(Saved data entries)
## BEGIN
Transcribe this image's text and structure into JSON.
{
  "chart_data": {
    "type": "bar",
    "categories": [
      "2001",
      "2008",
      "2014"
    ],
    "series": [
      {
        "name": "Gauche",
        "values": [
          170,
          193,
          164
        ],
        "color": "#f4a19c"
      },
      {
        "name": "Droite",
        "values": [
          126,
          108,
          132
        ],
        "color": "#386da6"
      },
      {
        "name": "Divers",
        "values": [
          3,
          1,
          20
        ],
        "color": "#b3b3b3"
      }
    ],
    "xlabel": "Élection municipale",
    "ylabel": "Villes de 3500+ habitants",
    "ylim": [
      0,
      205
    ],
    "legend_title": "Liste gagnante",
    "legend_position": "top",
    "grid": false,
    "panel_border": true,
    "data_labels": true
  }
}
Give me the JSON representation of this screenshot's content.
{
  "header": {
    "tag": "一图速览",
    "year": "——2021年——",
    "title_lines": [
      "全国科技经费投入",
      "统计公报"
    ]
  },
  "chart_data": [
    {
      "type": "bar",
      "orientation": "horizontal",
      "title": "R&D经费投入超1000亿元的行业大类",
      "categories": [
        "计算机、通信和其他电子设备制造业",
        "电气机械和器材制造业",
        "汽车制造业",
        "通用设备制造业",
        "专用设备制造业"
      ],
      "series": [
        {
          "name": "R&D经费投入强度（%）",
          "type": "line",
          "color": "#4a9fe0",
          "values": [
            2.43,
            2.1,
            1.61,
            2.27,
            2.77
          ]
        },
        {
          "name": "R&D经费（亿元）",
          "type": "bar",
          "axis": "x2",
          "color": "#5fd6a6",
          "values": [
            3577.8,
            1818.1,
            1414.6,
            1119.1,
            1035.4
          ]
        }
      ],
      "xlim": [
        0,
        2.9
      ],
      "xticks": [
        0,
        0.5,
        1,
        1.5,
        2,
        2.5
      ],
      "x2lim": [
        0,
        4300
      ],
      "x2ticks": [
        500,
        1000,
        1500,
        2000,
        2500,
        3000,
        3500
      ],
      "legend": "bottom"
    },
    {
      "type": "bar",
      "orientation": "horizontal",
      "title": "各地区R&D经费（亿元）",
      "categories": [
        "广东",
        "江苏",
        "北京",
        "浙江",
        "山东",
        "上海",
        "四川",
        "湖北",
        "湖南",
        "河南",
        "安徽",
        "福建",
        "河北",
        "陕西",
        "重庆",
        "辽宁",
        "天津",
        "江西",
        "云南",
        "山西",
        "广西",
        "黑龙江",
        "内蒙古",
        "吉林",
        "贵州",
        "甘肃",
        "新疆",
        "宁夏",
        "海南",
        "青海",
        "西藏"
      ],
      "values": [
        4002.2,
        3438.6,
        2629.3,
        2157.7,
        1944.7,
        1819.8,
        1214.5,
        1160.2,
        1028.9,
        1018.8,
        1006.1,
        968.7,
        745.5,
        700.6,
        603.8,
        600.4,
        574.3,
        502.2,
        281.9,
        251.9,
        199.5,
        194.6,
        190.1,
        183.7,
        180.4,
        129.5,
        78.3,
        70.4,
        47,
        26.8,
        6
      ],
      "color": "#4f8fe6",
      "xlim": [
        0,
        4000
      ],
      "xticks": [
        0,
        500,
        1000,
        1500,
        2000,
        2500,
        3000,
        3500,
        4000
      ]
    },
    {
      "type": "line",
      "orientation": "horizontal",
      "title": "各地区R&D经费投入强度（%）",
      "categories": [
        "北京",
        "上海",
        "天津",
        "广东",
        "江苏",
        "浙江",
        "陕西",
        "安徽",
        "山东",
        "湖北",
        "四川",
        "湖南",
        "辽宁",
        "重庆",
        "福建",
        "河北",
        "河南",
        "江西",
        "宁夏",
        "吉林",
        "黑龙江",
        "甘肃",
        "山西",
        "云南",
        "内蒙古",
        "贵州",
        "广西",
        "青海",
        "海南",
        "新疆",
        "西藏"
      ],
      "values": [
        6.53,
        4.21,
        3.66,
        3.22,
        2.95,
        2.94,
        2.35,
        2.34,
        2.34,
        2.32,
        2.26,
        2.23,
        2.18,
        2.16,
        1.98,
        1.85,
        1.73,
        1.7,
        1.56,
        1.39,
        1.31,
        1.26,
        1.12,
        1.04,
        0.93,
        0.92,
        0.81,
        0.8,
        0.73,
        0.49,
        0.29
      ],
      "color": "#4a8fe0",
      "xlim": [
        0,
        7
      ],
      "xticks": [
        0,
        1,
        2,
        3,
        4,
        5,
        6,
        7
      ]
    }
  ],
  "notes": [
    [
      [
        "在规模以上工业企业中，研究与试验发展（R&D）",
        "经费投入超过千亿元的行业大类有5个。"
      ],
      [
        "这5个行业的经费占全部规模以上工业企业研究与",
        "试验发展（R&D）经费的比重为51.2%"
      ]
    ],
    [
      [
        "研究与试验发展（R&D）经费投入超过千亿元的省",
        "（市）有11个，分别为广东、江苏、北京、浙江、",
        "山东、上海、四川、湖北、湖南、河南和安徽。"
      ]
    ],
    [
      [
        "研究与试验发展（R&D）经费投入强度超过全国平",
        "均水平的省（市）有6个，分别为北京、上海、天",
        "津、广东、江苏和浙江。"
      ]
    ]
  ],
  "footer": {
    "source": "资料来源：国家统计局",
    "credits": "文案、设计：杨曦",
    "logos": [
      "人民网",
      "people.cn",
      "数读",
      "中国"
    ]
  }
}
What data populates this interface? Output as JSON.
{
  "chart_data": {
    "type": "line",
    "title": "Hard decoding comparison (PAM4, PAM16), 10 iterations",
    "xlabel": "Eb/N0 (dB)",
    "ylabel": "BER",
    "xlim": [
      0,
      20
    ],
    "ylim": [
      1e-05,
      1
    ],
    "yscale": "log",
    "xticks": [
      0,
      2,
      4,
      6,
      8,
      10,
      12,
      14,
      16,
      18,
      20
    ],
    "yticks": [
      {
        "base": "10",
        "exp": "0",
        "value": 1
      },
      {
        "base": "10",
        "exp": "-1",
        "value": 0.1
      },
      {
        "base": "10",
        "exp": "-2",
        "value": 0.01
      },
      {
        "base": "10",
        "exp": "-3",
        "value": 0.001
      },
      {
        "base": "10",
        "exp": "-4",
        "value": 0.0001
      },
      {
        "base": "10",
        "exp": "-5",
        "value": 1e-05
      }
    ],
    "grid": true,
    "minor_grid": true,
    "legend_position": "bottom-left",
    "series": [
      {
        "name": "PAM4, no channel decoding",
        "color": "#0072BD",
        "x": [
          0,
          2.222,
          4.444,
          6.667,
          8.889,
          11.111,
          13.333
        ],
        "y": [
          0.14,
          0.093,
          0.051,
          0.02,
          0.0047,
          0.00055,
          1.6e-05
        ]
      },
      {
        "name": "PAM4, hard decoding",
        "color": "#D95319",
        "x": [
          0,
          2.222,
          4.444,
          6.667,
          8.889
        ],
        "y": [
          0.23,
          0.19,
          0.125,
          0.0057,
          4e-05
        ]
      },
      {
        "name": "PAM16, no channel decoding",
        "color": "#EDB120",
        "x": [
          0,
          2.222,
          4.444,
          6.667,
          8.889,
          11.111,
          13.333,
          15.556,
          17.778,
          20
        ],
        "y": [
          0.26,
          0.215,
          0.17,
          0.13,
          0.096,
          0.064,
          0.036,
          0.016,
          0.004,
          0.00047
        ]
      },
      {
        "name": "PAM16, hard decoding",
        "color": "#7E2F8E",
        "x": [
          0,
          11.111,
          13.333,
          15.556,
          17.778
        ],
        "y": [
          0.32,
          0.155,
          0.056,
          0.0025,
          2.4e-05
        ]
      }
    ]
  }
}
## END
Problem: Gather and return every line that holds the string "JSON".

Full answer:
Transcribe this image's text and structure into JSON.
Give me the JSON representation of this screenshot's content.
What data populates this interface? Output as JSON.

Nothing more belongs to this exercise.